● Set exercise
Among the lines below, count those containing the word "cette". Give the number only.

● Dataset rows
===

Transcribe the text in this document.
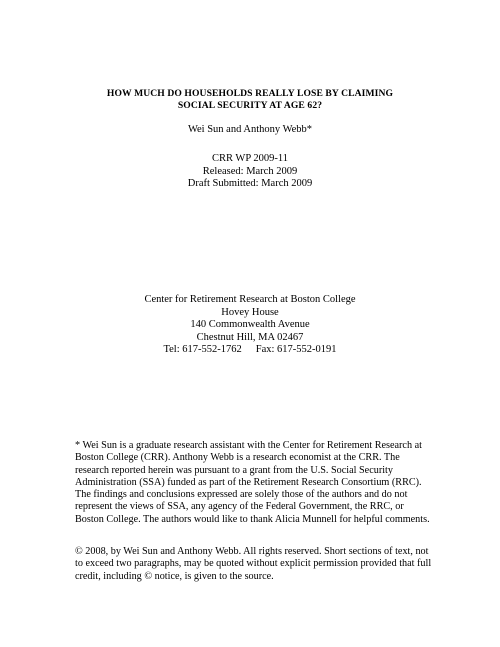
HOW MUCH DO HOUSEHOLDS REALLY LOSE BY CLAIMING
SOCIAL SECURITY AT AGE 62?
Wei Sun and Anthony Webb*
CRR WP 2009-11
Released: March 2009
Draft Submitted: March 2009
Center for Retirement Research at Boston College
Hovey House
140 Commonwealth Avenue
Chestnut Hill, MA 02467
Tel: 617-552-1762 Fax: 617-552-0191

* Wei Sun is a graduate research assistant with the Center for Retirement Research at Boston College (CRR). Anthony Webb is a research economist at the CRR. The research reported herein was pursuant to a grant from the U.S. Social Security Administration (SSA) funded as part of the Retirement Research Consortium (RRC). The findings and conclusions expressed are solely those of the authors and do not represent the views of SSA, any agency of the Federal Government, the RRC, or Boston College. The authors would like to thank Alicia Munnell for helpful comments.

© 2008, by Wei Sun and Anthony Webb. All rights reserved. Short sections of text, not to exceed two paragraphs, may be quoted without explicit permission provided that full credit, including © notice, is given to the source.
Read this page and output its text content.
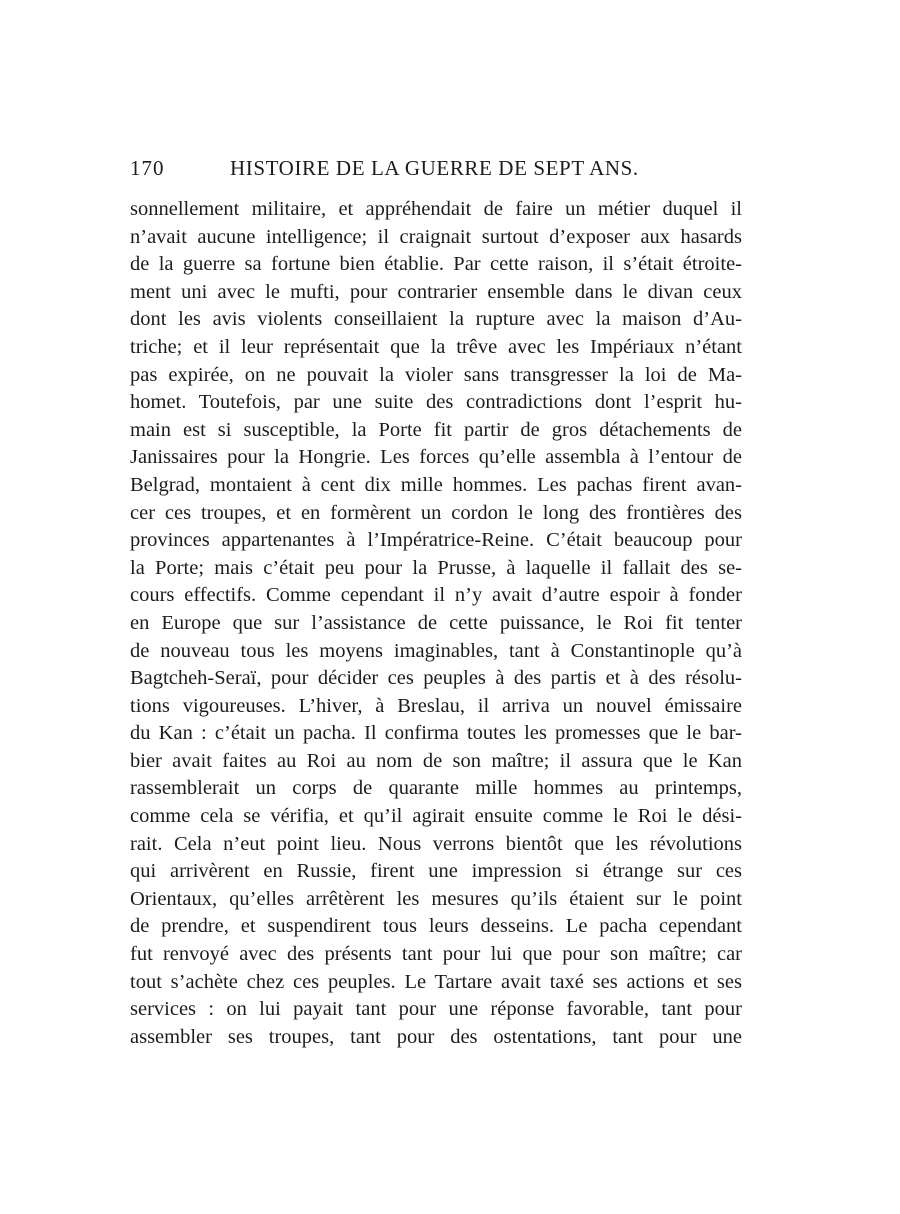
170	HISTOIRE DE LA GUERRE DE SEPT ANS.
sonnellement militaire, et appréhendait de faire un métier duquel il
n’avait aucune intelligence; il craignait surtout d’exposer aux hasards
de la guerre sa fortune bien établie. Par cette raison, il s’était étroite-
ment uni avec le mufti, pour contrarier ensemble dans le divan ceux
dont les avis violents conseillaient la rupture avec la maison d’Au-
triche; et il leur représentait que la trêve avec les Impériaux n’étant
pas expirée, on ne pouvait la violer sans transgresser la loi de Ma-
homet. Toutefois, par une suite des contradictions dont l’esprit hu-
main est si susceptible, la Porte fit partir de gros détachements de
Janissaires pour la Hongrie. Les forces qu’elle assembla à l’entour de
Belgrad, montaient à cent dix mille hommes. Les pachas firent avan-
cer ces troupes, et en formèrent un cordon le long des frontières des
provinces appartenantes à l’Impératrice-Reine. C’était beaucoup pour
la Porte; mais c’était peu pour la Prusse, à laquelle il fallait des se-
cours effectifs. Comme cependant il n’y avait d’autre espoir à fonder
en Europe que sur l’assistance de cette puissance, le Roi fit tenter
de nouveau tous les moyens imaginables, tant à Constantinople qu’à
Bagtcheh-Seraï, pour décider ces peuples à des partis et à des résolu-
tions vigoureuses. L’hiver, à Breslau, il arriva un nouvel émissaire
du Kan : c’était un pacha. Il confirma toutes les promesses que le bar-
bier avait faites au Roi au nom de son maître; il assura que le Kan
rassemblerait un corps de quarante mille hommes au printemps,
comme cela se vérifia, et qu’il agirait ensuite comme le Roi le dési-
rait. Cela n’eut point lieu. Nous verrons bientôt que les révolutions
qui arrivèrent en Russie, firent une impression si étrange sur ces
Orientaux, qu’elles arrêtèrent les mesures qu’ils étaient sur le point
de prendre, et suspendirent tous leurs desseins. Le pacha cependant
fut renvoyé avec des présents tant pour lui que pour son maître; car
tout s’achète chez ces peuples. Le Tartare avait taxé ses actions et ses
services : on lui payait tant pour une réponse favorable, tant pour
assembler ses troupes, tant pour des ostentations, tant pour une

===

● Task result
2